GIVEN PROBLEM:
Reproduce all of the listing below without alteration.

DATA SUPPLIED:
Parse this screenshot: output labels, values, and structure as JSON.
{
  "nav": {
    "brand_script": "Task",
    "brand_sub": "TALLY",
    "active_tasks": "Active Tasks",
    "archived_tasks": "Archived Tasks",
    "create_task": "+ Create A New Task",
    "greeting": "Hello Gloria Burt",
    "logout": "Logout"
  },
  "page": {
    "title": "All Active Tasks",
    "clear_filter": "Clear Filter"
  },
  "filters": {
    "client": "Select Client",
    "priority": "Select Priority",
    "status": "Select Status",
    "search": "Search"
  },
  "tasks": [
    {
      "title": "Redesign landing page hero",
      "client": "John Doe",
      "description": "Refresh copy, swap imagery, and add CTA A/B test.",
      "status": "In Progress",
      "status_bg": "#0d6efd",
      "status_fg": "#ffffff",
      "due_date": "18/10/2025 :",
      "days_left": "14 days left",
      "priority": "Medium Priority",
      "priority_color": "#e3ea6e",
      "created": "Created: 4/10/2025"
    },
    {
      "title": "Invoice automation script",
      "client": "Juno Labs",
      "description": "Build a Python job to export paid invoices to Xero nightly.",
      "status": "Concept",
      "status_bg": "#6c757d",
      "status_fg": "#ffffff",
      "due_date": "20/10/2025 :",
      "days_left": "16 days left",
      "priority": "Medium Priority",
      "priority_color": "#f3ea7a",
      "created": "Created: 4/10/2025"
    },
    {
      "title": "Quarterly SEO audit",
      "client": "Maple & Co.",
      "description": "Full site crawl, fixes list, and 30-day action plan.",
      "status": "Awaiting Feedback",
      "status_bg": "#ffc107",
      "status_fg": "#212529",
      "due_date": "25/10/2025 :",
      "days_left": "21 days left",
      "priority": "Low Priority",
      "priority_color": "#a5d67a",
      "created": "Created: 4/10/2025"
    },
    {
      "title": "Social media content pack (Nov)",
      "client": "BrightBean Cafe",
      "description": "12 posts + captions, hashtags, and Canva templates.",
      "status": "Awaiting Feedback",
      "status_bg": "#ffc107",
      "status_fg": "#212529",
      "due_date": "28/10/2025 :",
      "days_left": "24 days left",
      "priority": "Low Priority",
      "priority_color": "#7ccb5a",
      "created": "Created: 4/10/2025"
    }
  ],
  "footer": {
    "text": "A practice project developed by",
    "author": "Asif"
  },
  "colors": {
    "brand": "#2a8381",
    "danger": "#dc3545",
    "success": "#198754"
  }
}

RESULT OF THE TASK:
Parse this screenshot: output labels, values, and structure as JSON.
{
  "nav": {
    "brand_script": "Task",
    "brand_sub": "TALLY",
    "active_tasks": "Active Tasks",
    "archived_tasks": "Archived Tasks",
    "create_task": "+ Create A New Task",
    "greeting": "Hello Gloria Burt",
    "logout": "Logout"
  },
  "page": {
    "title": "All Active Tasks",
    "clear_filter": "Clear Filter"
  },
  "filters": {
    "client": "Select Client",
    "priority": "Select Priority",
    "status": "Select Status",
    "search": "Search"
  },
  "tasks": [
    {
      "title": "Redesign landing page hero",
      "client": "John Doe",
      "description": "Refresh copy, swap imagery, and add CTA A/B test.",
      "status": "In Progress",
      "status_bg": "#0d6efd",
      "status_fg": "#ffffff",
      "due_date": "18/10/2025 :",
      "days_left": "14 days left",
      "priority": "Medium Priority",
      "priority_color": "#e3ea6e",
      "created": "Created: 4/10/2025"
    },
    {
      "title": "Invoice automation script",
      "client": "Juno Labs",
      "description": "Build a Python job to export paid invoices to Xero nightly.",
      "status": "Concept",
      "status_bg": "#6c757d",
      "status_fg": "#ffffff",
      "due_date": "20/10/2025 :",
      "days_left": "16 days left",
      "priority": "Medium Priority",
      "priority_color": "#f3ea7a",
      "created": "Created: 4/10/2025"
    },
    {
      "title": "Quarterly SEO audit",
      "client": "Maple & Co.",
      "description": "Full site crawl, fixes list, and 30-day action plan.",
      "status": "Awaiting Feedback",
      "status_bg": "#ffc107",
      "status_fg": "#212529",
      "due_date": "25/10/2025 :",
      "days_left": "21 days left",
      "priority": "Low Priority",
      "priority_color": "#a5d67a",
      "created": "Created: 4/10/2025"
    },
    {
      "title": "Social media content pack (Nov)",
      "client": "BrightBean Cafe",
      "description": "12 posts + captions, hashtags, and Canva templates.",
      "status": "Awaiting Feedback",
      "status_bg": "#ffc107",
      "status_fg": "#212529",
      "due_date": "28/10/2025 :",
      "days_left": "24 days left",
      "priority": "Low Priority",
      "priority_color": "#7ccb5a",
      "created": "Created: 4/10/2025"
    }
  ],
  "footer": {
    "text": "A practice project developed by",
    "author": "Asif"
  },
  "colors": {
    "brand": "#2a8381",
    "danger": "#dc3545",
    "success": "#198754"
  }
}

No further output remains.